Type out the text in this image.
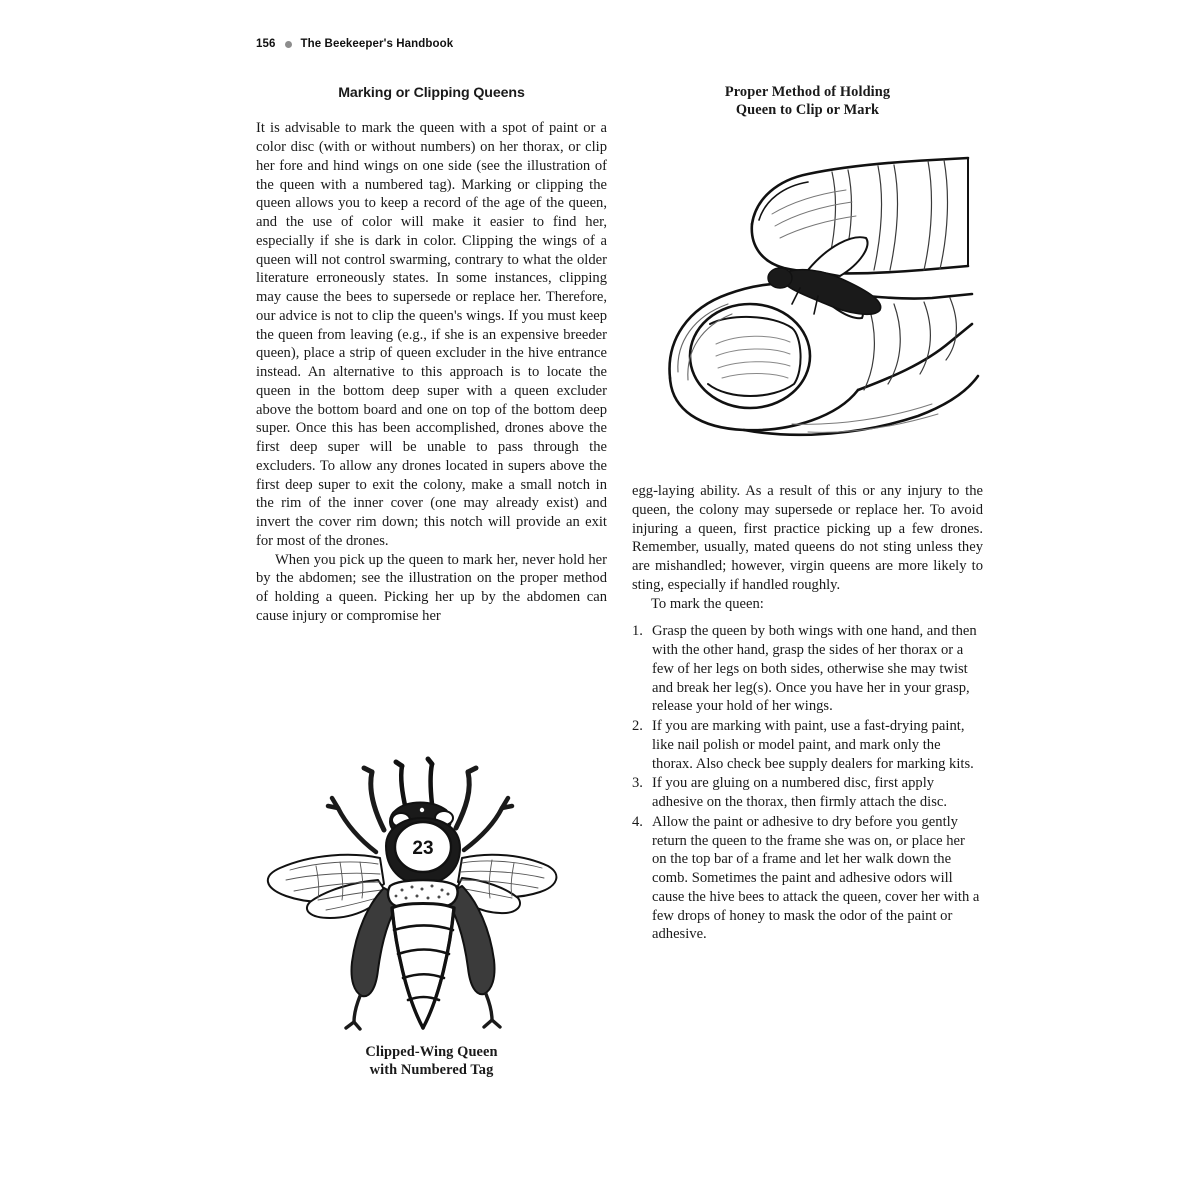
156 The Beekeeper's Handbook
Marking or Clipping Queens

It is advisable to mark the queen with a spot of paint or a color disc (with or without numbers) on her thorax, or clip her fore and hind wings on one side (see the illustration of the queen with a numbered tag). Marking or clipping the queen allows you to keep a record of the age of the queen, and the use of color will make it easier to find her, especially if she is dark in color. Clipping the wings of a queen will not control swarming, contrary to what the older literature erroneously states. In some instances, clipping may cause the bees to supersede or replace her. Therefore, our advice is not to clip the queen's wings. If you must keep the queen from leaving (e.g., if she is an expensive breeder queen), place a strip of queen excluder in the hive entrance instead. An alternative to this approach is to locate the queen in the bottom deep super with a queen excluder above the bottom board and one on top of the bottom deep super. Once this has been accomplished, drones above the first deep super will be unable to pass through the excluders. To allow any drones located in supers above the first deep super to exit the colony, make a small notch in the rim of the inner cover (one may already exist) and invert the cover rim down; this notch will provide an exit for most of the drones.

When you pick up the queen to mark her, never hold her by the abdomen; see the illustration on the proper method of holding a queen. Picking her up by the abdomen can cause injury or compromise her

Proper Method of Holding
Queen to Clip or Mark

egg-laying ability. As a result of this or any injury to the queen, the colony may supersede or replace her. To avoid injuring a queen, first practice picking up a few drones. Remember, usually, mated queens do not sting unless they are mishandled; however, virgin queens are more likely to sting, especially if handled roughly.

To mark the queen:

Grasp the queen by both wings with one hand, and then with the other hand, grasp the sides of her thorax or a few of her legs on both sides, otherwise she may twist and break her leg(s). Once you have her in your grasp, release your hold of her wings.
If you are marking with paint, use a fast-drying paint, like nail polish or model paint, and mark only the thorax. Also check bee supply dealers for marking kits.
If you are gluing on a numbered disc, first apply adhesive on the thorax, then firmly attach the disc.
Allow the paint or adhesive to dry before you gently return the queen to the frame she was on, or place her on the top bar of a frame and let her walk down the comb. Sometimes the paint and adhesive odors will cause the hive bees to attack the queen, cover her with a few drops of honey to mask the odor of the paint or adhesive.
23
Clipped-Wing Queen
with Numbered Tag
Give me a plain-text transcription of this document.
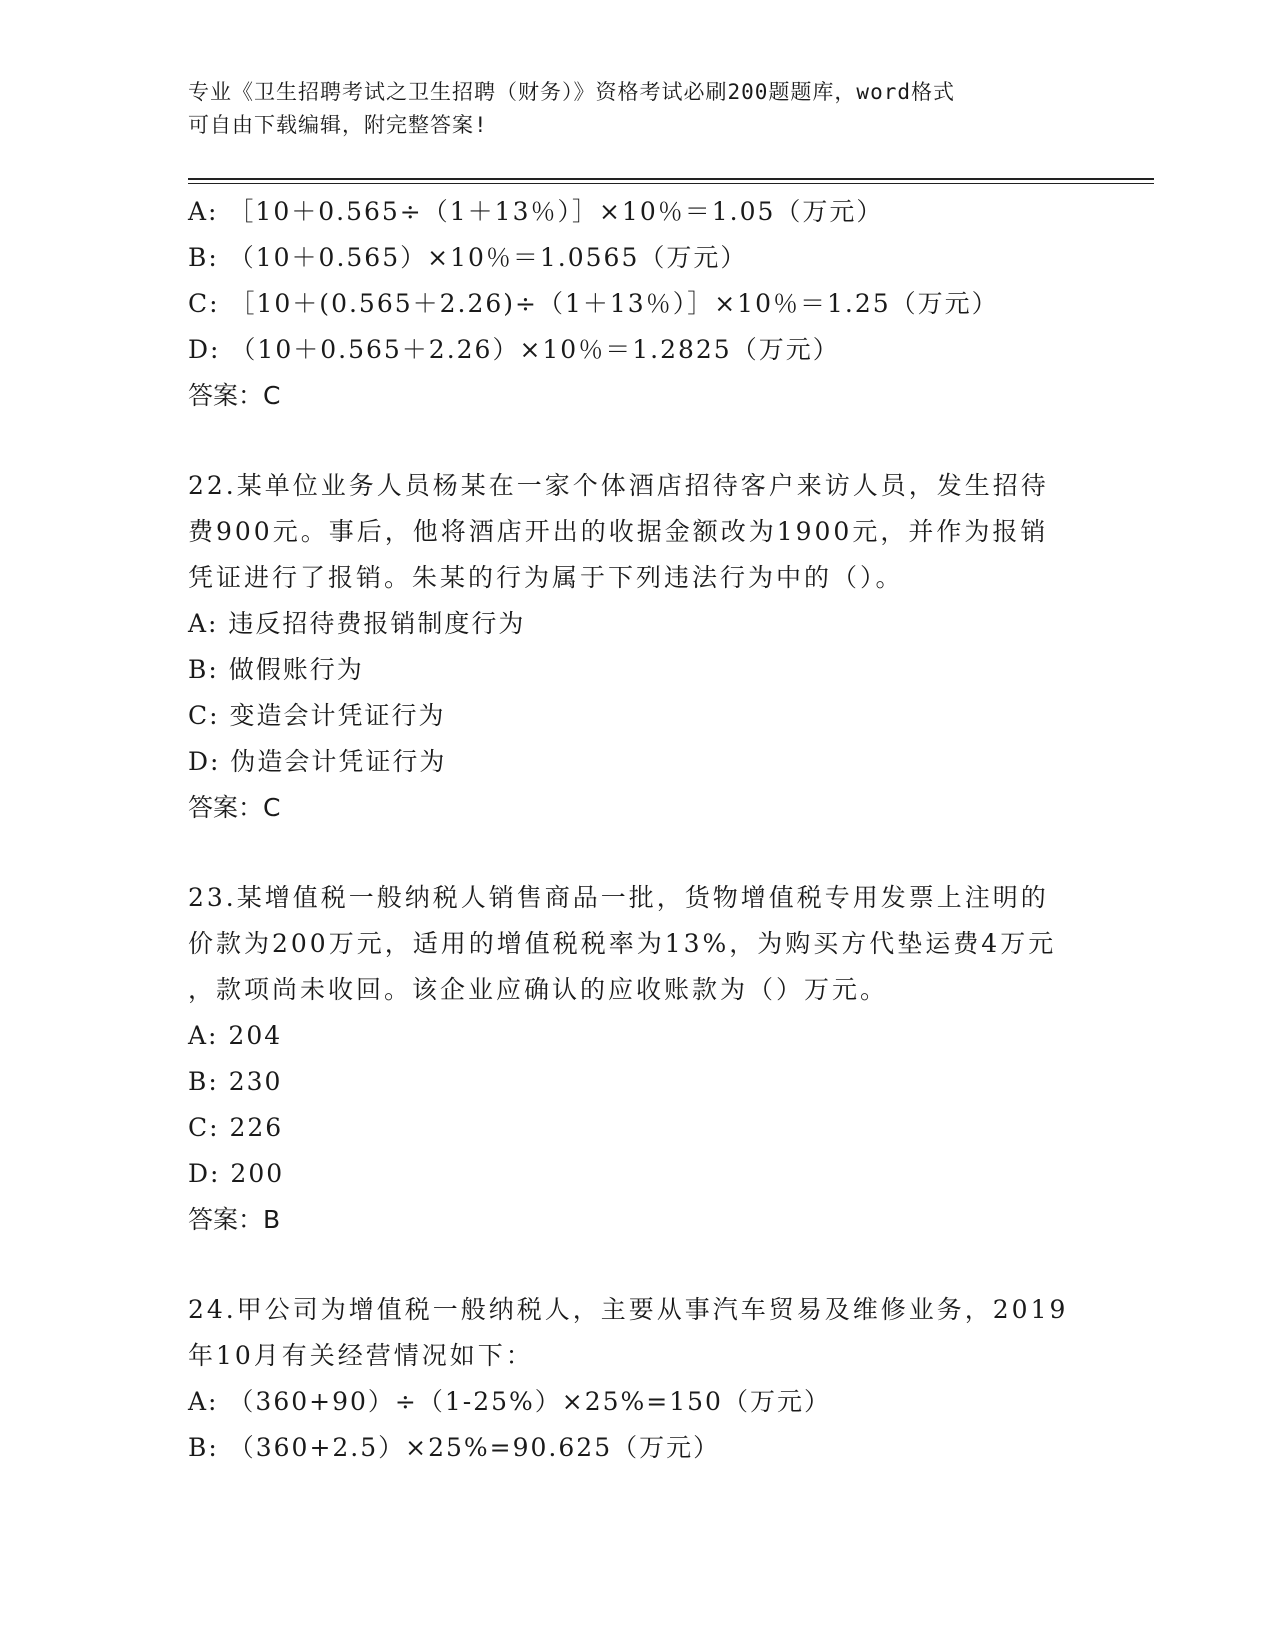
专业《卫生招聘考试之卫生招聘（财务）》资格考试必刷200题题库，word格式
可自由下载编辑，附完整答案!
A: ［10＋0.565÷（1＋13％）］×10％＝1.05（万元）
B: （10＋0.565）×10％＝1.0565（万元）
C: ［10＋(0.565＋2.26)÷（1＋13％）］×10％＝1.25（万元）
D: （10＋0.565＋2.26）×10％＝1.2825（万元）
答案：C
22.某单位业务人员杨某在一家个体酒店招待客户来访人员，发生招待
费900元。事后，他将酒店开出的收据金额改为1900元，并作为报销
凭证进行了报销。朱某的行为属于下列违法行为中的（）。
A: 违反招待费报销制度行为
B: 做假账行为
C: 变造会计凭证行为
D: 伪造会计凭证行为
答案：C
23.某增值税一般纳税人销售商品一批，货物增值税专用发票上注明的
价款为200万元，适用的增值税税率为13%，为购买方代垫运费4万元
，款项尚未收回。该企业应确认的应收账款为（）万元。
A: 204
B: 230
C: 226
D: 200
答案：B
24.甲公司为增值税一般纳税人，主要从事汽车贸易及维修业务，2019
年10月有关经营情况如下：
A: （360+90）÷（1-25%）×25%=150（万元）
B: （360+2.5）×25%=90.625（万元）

□ □ □ □ □ □ □

→ SET EXERCISE
Copy the whole listing above word for word but do not carry over the pictures.

→ EXERCISE SOLUTION
Type out the text in this image.
156 The Beekeeper's Handbook
Marking or Clipping Queens

It is advisable to mark the queen with a spot of paint or a color disc (with or without numbers) on her thorax, or clip her fore and hind wings on one side (see the illustration of the queen with a numbered tag). Marking or clipping the queen allows you to keep a record of the age of the queen, and the use of color will make it easier to find her, especially if she is dark in color. Clipping the wings of a queen will not control swarming, contrary to what the older literature erroneously states. In some instances, clipping may cause the bees to supersede or replace her. Therefore, our advice is not to clip the queen's wings. If you must keep the queen from leaving (e.g., if she is an expensive breeder queen), place a strip of queen excluder in the hive entrance instead. An alternative to this approach is to locate the queen in the bottom deep super with a queen excluder above the bottom board and one on top of the bottom deep super. Once this has been accomplished, drones above the first deep super will be unable to pass through the excluders. To allow any drones located in supers above the first deep super to exit the colony, make a small notch in the rim of the inner cover (one may already exist) and invert the cover rim down; this notch will provide an exit for most of the drones.

When you pick up the queen to mark her, never hold her by the abdomen; see the illustration on the proper method of holding a queen. Picking her up by the abdomen can cause injury or compromise her

Proper Method of Holding
Queen to Clip or Mark

egg-laying ability. As a result of this or any injury to the queen, the colony may supersede or replace her. To avoid injuring a queen, first practice picking up a few drones. Remember, usually, mated queens do not sting unless they are mishandled; however, virgin queens are more likely to sting, especially if handled roughly.

To mark the queen:

Grasp the queen by both wings with one hand, and then with the other hand, grasp the sides of her thorax or a few of her legs on both sides, otherwise she may twist and break her leg(s). Once you have her in your grasp, release your hold of her wings.
If you are marking with paint, use a fast-drying paint, like nail polish or model paint, and mark only the thorax. Also check bee supply dealers for marking kits.
If you are gluing on a numbered disc, first apply adhesive on the thorax, then firmly attach the disc.
Allow the paint or adhesive to dry before you gently return the queen to the frame she was on, or place her on the top bar of a frame and let her walk down the comb. Sometimes the paint and adhesive odors will cause the hive bees to attack the queen, cover her with a few drops of honey to mask the odor of the paint or adhesive.
23
Clipped-Wing Queen
with Numbered Tag
Give me a plain-text transcription of this document.
专业《卫生招聘考试之卫生招聘（财务）》资格考试必刷200题题库，word格式
可自由下载编辑，附完整答案!
A: ［10＋0.565÷（1＋13％）］×10％＝1.05（万元）
B: （10＋0.565）×10％＝1.0565（万元）
C: ［10＋(0.565＋2.26)÷（1＋13％）］×10％＝1.25（万元）
D: （10＋0.565＋2.26）×10％＝1.2825（万元）
答案：C
22.某单位业务人员杨某在一家个体酒店招待客户来访人员，发生招待
费900元。事后，他将酒店开出的收据金额改为1900元，并作为报销
凭证进行了报销。朱某的行为属于下列违法行为中的（）。
A: 违反招待费报销制度行为
B: 做假账行为
C: 变造会计凭证行为
D: 伪造会计凭证行为
答案：C
23.某增值税一般纳税人销售商品一批，货物增值税专用发票上注明的
价款为200万元，适用的增值税税率为13%，为购买方代垫运费4万元
，款项尚未收回。该企业应确认的应收账款为（）万元。
A: 204
B: 230
C: 226
D: 200
答案：B
24.甲公司为增值税一般纳税人，主要从事汽车贸易及维修业务，2019
年10月有关经营情况如下：
A: （360+90）÷（1-25%）×25%=150（万元）
B: （360+2.5）×25%=90.625（万元）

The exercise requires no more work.